- [What you should do]: Every line that contains the word "JSON" should be copied out.

- [Provided material]:
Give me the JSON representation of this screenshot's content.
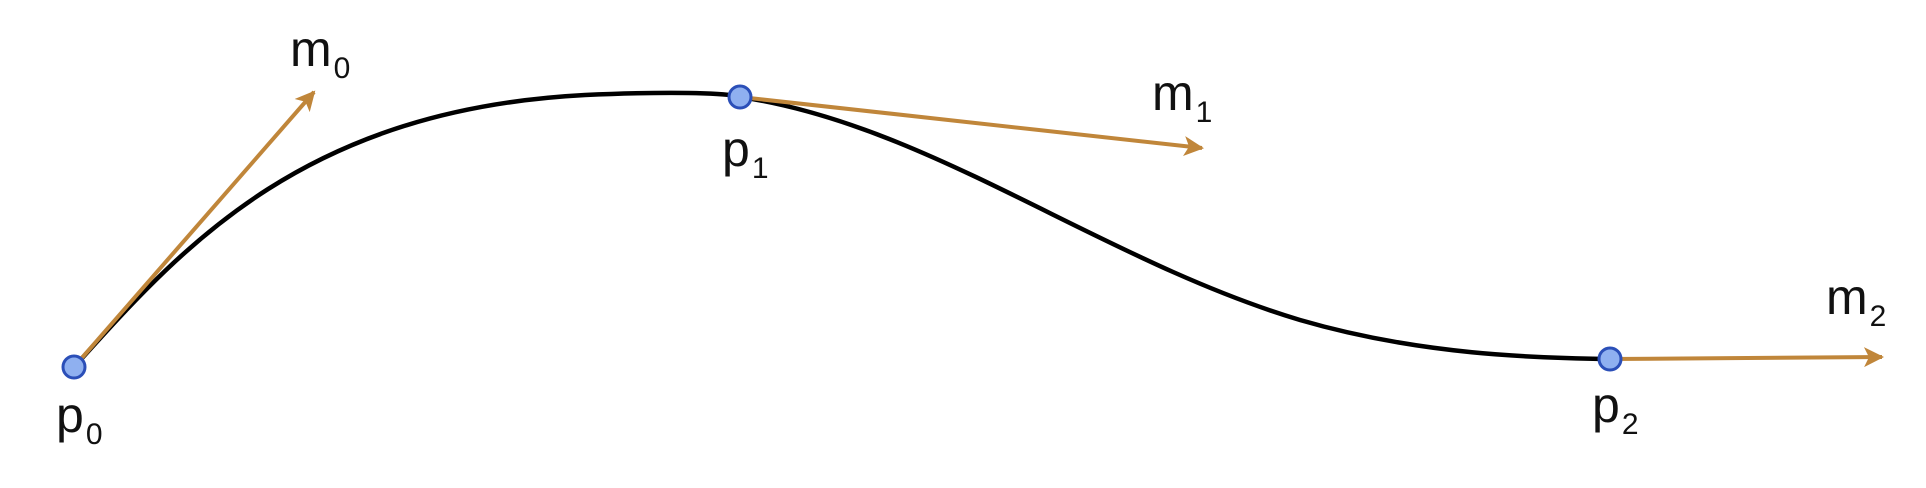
{
  "colors": {
    "curve": "#000000",
    "tangent": "#c0863a",
    "point_fill": "#8fb0f0",
    "point_stroke": "#2b4fb8",
    "background": "#ffffff"
  },
  "points": [
    {
      "name": "p",
      "index": "0"
    },
    {
      "name": "p",
      "index": "1"
    },
    {
      "name": "p",
      "index": "2"
    }
  ],
  "tangents": [
    {
      "name": "m",
      "index": "0"
    },
    {
      "name": "m",
      "index": "1"
    },
    {
      "name": "m",
      "index": "2"
    }
  ]
}
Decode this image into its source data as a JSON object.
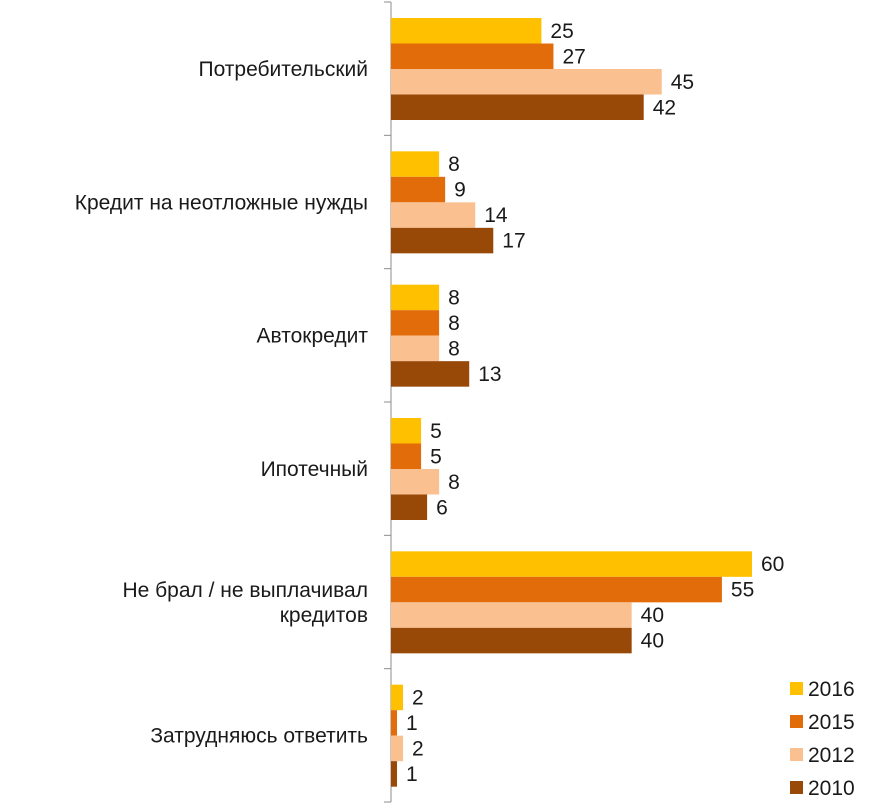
{
  "chart_data": {
    "type": "bar",
    "orientation": "horizontal",
    "categories": [
      [
        "Потребительский"
      ],
      [
        "Кредит на неотложные нужды"
      ],
      [
        "Автокредит"
      ],
      [
        "Ипотечный"
      ],
      [
        "Не брал / не выплачивал",
        "кредитов"
      ],
      [
        "Затрудняюсь ответить"
      ]
    ],
    "series": [
      {
        "name": "2016",
        "color": "#FFC000",
        "values": [
          25,
          8,
          8,
          5,
          60,
          2
        ]
      },
      {
        "name": "2015",
        "color": "#E36C0A",
        "values": [
          27,
          9,
          8,
          5,
          55,
          1
        ]
      },
      {
        "name": "2012",
        "color": "#FAC090",
        "values": [
          45,
          14,
          8,
          8,
          40,
          2
        ]
      },
      {
        "name": "2010",
        "color": "#984807",
        "values": [
          42,
          17,
          13,
          6,
          40,
          1
        ]
      }
    ],
    "xlim": [
      0,
      60
    ],
    "grid": false,
    "legend_position": "bottom-right",
    "data_labels": true
  }
}
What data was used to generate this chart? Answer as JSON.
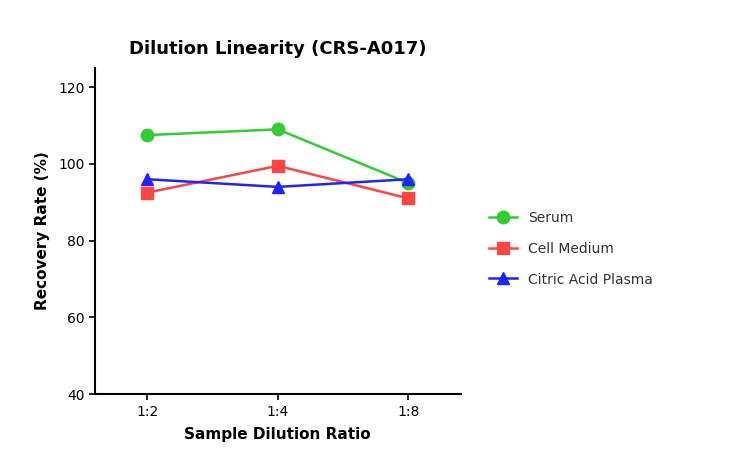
{
  "title": "Dilution Linearity (CRS-A017)",
  "xlabel": "Sample Dilution Ratio",
  "ylabel": "Recovery Rate (%)",
  "x_labels": [
    "1:2",
    "1:4",
    "1:8"
  ],
  "x_values": [
    0,
    1,
    2
  ],
  "series": [
    {
      "label": "Serum",
      "values": [
        107.5,
        109.0,
        95.0
      ],
      "color": "#33CC33",
      "marker": "o",
      "linewidth": 1.8
    },
    {
      "label": "Cell Medium",
      "values": [
        92.5,
        99.5,
        91.0
      ],
      "color": "#FF4444",
      "marker": "s",
      "linewidth": 1.8
    },
    {
      "label": "Citric Acid Plasma",
      "values": [
        96.0,
        94.0,
        96.0
      ],
      "color": "#2222FF",
      "marker": "^",
      "linewidth": 1.8
    }
  ],
  "ylim": [
    40,
    125
  ],
  "yticks": [
    40,
    60,
    80,
    100,
    120
  ],
  "background_color": "#ffffff",
  "title_fontsize": 13,
  "label_fontsize": 11,
  "tick_fontsize": 10,
  "legend_fontsize": 10,
  "marker_size": 9
}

- [Exercise result]:
Give me the JSON representation of this screenshot's content.
Decode this image into its source data as a JSON object.
What data was used to generate this chart? Answer as JSON.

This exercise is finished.